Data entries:
· · ·

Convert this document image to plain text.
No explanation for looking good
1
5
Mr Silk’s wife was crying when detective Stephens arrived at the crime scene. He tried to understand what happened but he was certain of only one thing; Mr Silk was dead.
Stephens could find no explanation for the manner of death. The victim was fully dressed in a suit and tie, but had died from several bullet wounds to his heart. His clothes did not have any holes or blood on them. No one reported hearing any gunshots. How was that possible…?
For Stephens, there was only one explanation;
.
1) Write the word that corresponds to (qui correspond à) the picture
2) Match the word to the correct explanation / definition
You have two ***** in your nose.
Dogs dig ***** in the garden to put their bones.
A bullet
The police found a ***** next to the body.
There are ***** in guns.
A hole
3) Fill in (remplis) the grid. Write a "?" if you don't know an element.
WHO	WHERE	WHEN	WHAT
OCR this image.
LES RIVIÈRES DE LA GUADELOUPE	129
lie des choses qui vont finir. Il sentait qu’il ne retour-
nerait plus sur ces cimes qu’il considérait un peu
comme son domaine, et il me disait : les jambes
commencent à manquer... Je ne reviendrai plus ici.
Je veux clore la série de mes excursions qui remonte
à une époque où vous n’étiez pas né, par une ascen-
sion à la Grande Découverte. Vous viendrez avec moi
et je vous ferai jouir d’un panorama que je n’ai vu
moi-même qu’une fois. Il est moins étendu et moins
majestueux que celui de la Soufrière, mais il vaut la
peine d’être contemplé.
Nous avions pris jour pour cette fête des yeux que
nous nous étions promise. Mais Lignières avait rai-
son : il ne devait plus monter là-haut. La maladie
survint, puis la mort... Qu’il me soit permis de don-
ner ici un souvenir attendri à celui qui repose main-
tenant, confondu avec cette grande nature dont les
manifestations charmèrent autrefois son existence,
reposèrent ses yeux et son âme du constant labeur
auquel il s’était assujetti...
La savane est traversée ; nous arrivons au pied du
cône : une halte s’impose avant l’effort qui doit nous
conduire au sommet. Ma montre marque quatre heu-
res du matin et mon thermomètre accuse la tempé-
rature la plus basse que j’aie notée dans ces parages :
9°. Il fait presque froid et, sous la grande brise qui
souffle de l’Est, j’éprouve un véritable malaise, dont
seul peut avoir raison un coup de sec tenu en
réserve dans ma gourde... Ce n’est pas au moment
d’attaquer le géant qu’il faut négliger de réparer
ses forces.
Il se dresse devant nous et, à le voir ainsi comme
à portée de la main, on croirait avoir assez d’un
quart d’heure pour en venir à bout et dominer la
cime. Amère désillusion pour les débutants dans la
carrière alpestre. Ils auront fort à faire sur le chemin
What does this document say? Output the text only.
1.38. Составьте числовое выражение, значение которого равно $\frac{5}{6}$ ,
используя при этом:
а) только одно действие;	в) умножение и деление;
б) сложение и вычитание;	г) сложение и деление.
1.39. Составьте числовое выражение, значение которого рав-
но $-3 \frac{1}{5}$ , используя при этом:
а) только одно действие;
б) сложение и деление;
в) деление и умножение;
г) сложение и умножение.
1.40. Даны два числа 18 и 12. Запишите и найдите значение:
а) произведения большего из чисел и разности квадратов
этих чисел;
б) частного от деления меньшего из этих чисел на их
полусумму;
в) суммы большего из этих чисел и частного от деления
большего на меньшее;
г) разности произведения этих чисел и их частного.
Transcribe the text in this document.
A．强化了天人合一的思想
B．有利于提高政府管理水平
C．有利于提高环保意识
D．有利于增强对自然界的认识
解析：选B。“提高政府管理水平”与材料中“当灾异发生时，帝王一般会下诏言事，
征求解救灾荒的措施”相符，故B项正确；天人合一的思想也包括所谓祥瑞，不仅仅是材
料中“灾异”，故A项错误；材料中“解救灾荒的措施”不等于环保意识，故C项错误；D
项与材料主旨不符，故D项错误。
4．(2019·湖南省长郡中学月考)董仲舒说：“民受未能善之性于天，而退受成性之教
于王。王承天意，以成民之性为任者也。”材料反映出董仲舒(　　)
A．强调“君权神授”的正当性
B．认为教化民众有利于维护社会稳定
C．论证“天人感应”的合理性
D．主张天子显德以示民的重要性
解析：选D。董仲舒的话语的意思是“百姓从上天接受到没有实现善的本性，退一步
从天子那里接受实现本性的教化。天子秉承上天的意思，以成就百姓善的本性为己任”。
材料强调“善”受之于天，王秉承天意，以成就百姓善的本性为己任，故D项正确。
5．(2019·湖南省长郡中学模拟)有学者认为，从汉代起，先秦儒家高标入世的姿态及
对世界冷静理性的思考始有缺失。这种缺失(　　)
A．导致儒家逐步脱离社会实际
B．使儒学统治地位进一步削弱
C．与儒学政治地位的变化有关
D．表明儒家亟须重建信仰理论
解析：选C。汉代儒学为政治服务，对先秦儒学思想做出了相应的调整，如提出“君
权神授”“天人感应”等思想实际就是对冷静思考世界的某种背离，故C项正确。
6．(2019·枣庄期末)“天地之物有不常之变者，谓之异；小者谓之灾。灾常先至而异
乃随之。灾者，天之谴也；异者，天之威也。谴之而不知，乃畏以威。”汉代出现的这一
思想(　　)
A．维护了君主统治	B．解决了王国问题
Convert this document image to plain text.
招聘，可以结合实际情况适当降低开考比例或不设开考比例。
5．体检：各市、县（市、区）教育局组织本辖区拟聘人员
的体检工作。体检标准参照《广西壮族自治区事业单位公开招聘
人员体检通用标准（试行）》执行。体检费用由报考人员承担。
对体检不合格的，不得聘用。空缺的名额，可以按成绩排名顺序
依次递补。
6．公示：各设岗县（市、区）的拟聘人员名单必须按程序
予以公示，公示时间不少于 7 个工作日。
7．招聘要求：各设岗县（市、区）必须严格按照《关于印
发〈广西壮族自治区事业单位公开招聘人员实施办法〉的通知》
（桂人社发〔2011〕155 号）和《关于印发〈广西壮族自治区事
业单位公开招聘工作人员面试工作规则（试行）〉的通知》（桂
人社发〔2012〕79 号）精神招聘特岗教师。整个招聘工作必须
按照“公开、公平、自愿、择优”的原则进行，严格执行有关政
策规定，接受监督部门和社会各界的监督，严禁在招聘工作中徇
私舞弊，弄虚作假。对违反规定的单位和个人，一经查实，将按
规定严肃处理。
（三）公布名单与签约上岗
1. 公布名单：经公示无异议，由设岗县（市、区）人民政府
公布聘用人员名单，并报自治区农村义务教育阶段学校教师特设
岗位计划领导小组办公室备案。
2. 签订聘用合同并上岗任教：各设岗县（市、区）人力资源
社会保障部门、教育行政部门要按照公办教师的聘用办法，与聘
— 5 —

· · ·

Exercise objective: Repeat every entry word for word.

Result:
Convert this document image to plain text.
No explanation for looking good
1
5
Mr Silk’s wife was crying when detective Stephens arrived at the crime scene. He tried to understand what happened but he was certain of only one thing; Mr Silk was dead.
Stephens could find no explanation for the manner of death. The victim was fully dressed in a suit and tie, but had died from several bullet wounds to his heart. His clothes did not have any holes or blood on them. No one reported hearing any gunshots. How was that possible…?
For Stephens, there was only one explanation;
.
1) Write the word that corresponds to (qui correspond à) the picture
2) Match the word to the correct explanation / definition
You have two ***** in your nose.
Dogs dig ***** in the garden to put their bones.
A bullet
The police found a ***** next to the body.
There are ***** in guns.
A hole
3) Fill in (remplis) the grid. Write a "?" if you don't know an element.
WHO	WHERE	WHEN	WHAT
OCR this image.
LES RIVIÈRES DE LA GUADELOUPE	129
lie des choses qui vont finir. Il sentait qu’il ne retour-
nerait plus sur ces cimes qu’il considérait un peu
comme son domaine, et il me disait : les jambes
commencent à manquer... Je ne reviendrai plus ici.
Je veux clore la série de mes excursions qui remonte
à une époque où vous n’étiez pas né, par une ascen-
sion à la Grande Découverte. Vous viendrez avec moi
et je vous ferai jouir d’un panorama que je n’ai vu
moi-même qu’une fois. Il est moins étendu et moins
majestueux que celui de la Soufrière, mais il vaut la
peine d’être contemplé.
Nous avions pris jour pour cette fête des yeux que
nous nous étions promise. Mais Lignières avait rai-
son : il ne devait plus monter là-haut. La maladie
survint, puis la mort... Qu’il me soit permis de don-
ner ici un souvenir attendri à celui qui repose main-
tenant, confondu avec cette grande nature dont les
manifestations charmèrent autrefois son existence,
reposèrent ses yeux et son âme du constant labeur
auquel il s’était assujetti...
La savane est traversée ; nous arrivons au pied du
cône : une halte s’impose avant l’effort qui doit nous
conduire au sommet. Ma montre marque quatre heu-
res du matin et mon thermomètre accuse la tempé-
rature la plus basse que j’aie notée dans ces parages :
9°. Il fait presque froid et, sous la grande brise qui
souffle de l’Est, j’éprouve un véritable malaise, dont
seul peut avoir raison un coup de sec tenu en
réserve dans ma gourde... Ce n’est pas au moment
d’attaquer le géant qu’il faut négliger de réparer
ses forces.
Il se dresse devant nous et, à le voir ainsi comme
à portée de la main, on croirait avoir assez d’un
quart d’heure pour en venir à bout et dominer la
cime. Amère désillusion pour les débutants dans la
carrière alpestre. Ils auront fort à faire sur le chemin
What does this document say? Output the text only.
1.38. Составьте числовое выражение, значение которого равно $\frac{5}{6}$ ,
используя при этом:
а) только одно действие;	в) умножение и деление;
б) сложение и вычитание;	г) сложение и деление.
1.39. Составьте числовое выражение, значение которого рав-
но $-3 \frac{1}{5}$ , используя при этом:
а) только одно действие;
б) сложение и деление;
в) деление и умножение;
г) сложение и умножение.
1.40. Даны два числа 18 и 12. Запишите и найдите значение:
а) произведения большего из чисел и разности квадратов
этих чисел;
б) частного от деления меньшего из этих чисел на их
полусумму;
в) суммы большего из этих чисел и частного от деления
большего на меньшее;
г) разности произведения этих чисел и их частного.
Transcribe the text in this document.
A．强化了天人合一的思想
B．有利于提高政府管理水平
C．有利于提高环保意识
D．有利于增强对自然界的认识
解析：选B。“提高政府管理水平”与材料中“当灾异发生时，帝王一般会下诏言事，
征求解救灾荒的措施”相符，故B项正确；天人合一的思想也包括所谓祥瑞，不仅仅是材
料中“灾异”，故A项错误；材料中“解救灾荒的措施”不等于环保意识，故C项错误；D
项与材料主旨不符，故D项错误。
4．(2019·湖南省长郡中学月考)董仲舒说：“民受未能善之性于天，而退受成性之教
于王。王承天意，以成民之性为任者也。”材料反映出董仲舒(　　)
A．强调“君权神授”的正当性
B．认为教化民众有利于维护社会稳定
C．论证“天人感应”的合理性
D．主张天子显德以示民的重要性
解析：选D。董仲舒的话语的意思是“百姓从上天接受到没有实现善的本性，退一步
从天子那里接受实现本性的教化。天子秉承上天的意思，以成就百姓善的本性为己任”。
材料强调“善”受之于天，王秉承天意，以成就百姓善的本性为己任，故D项正确。
5．(2019·湖南省长郡中学模拟)有学者认为，从汉代起，先秦儒家高标入世的姿态及
对世界冷静理性的思考始有缺失。这种缺失(　　)
A．导致儒家逐步脱离社会实际
B．使儒学统治地位进一步削弱
C．与儒学政治地位的变化有关
D．表明儒家亟须重建信仰理论
解析：选C。汉代儒学为政治服务，对先秦儒学思想做出了相应的调整，如提出“君
权神授”“天人感应”等思想实际就是对冷静思考世界的某种背离，故C项正确。
6．(2019·枣庄期末)“天地之物有不常之变者，谓之异；小者谓之灾。灾常先至而异
乃随之。灾者，天之谴也；异者，天之威也。谴之而不知，乃畏以威。”汉代出现的这一
思想(　　)
A．维护了君主统治	B．解决了王国问题
Convert this document image to plain text.
招聘，可以结合实际情况适当降低开考比例或不设开考比例。
5．体检：各市、县（市、区）教育局组织本辖区拟聘人员
的体检工作。体检标准参照《广西壮族自治区事业单位公开招聘
人员体检通用标准（试行）》执行。体检费用由报考人员承担。
对体检不合格的，不得聘用。空缺的名额，可以按成绩排名顺序
依次递补。
6．公示：各设岗县（市、区）的拟聘人员名单必须按程序
予以公示，公示时间不少于 7 个工作日。
7．招聘要求：各设岗县（市、区）必须严格按照《关于印
发〈广西壮族自治区事业单位公开招聘人员实施办法〉的通知》
（桂人社发〔2011〕155 号）和《关于印发〈广西壮族自治区事
业单位公开招聘工作人员面试工作规则（试行）〉的通知》（桂
人社发〔2012〕79 号）精神招聘特岗教师。整个招聘工作必须
按照“公开、公平、自愿、择优”的原则进行，严格执行有关政
策规定，接受监督部门和社会各界的监督，严禁在招聘工作中徇
私舞弊，弄虚作假。对违反规定的单位和个人，一经查实，将按
规定严肃处理。
（三）公布名单与签约上岗
1. 公布名单：经公示无异议，由设岗县（市、区）人民政府
公布聘用人员名单，并报自治区农村义务教育阶段学校教师特设
岗位计划领导小组办公室备案。
2. 签订聘用合同并上岗任教：各设岗县（市、区）人力资源
社会保障部门、教育行政部门要按照公办教师的聘用办法，与聘
— 5 —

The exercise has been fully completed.